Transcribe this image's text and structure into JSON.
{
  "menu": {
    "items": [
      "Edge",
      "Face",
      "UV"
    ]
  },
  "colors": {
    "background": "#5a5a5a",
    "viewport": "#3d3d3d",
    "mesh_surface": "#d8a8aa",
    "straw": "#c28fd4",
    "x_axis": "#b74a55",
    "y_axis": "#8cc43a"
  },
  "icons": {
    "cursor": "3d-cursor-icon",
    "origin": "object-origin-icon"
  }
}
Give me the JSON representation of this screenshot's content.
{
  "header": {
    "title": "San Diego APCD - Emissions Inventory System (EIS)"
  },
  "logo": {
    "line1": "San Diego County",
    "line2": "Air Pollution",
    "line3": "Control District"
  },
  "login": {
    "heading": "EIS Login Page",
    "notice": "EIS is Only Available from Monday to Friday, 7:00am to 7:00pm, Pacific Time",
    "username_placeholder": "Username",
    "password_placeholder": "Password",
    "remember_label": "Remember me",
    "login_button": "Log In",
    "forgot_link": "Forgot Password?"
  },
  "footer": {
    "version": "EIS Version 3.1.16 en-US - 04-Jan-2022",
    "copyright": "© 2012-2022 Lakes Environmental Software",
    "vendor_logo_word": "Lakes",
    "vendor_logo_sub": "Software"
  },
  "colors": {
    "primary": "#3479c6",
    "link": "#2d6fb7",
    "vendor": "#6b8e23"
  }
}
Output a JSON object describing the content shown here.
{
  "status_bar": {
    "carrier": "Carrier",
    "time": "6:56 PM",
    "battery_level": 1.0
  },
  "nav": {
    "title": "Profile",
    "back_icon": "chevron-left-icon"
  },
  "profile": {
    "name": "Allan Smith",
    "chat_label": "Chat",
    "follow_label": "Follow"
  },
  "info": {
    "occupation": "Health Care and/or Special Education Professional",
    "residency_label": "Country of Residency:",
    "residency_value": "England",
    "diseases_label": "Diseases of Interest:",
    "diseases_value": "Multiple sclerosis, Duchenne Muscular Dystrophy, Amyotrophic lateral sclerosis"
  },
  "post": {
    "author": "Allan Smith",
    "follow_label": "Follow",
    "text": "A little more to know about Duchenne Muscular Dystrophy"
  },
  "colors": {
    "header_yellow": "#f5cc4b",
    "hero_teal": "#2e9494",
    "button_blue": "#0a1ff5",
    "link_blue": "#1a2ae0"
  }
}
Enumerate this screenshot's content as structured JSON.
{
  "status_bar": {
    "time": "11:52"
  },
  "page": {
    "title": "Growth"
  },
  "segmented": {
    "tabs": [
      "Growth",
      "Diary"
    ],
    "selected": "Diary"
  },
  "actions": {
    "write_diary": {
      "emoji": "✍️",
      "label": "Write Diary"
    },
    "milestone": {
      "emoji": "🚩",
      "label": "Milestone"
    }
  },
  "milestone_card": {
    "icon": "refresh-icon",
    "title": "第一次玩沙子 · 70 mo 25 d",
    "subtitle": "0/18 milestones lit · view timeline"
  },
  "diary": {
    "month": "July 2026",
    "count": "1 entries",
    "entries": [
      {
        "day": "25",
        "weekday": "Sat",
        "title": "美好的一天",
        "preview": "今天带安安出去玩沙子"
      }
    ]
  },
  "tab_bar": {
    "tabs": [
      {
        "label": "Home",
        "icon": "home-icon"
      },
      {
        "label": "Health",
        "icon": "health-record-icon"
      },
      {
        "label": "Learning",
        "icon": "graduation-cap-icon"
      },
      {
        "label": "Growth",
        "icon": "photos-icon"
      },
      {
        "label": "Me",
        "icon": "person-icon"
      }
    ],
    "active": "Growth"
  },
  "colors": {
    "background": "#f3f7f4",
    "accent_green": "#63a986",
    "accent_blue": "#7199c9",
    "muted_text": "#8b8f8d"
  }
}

###

**DIRECTIONS FOR THIS TASK**
Within the data above, pick out all lines holding the word "Password".

**WRITTEN SOLUTION**
    "password_placeholder": "Password",
    "forgot_link": "Forgot Password?"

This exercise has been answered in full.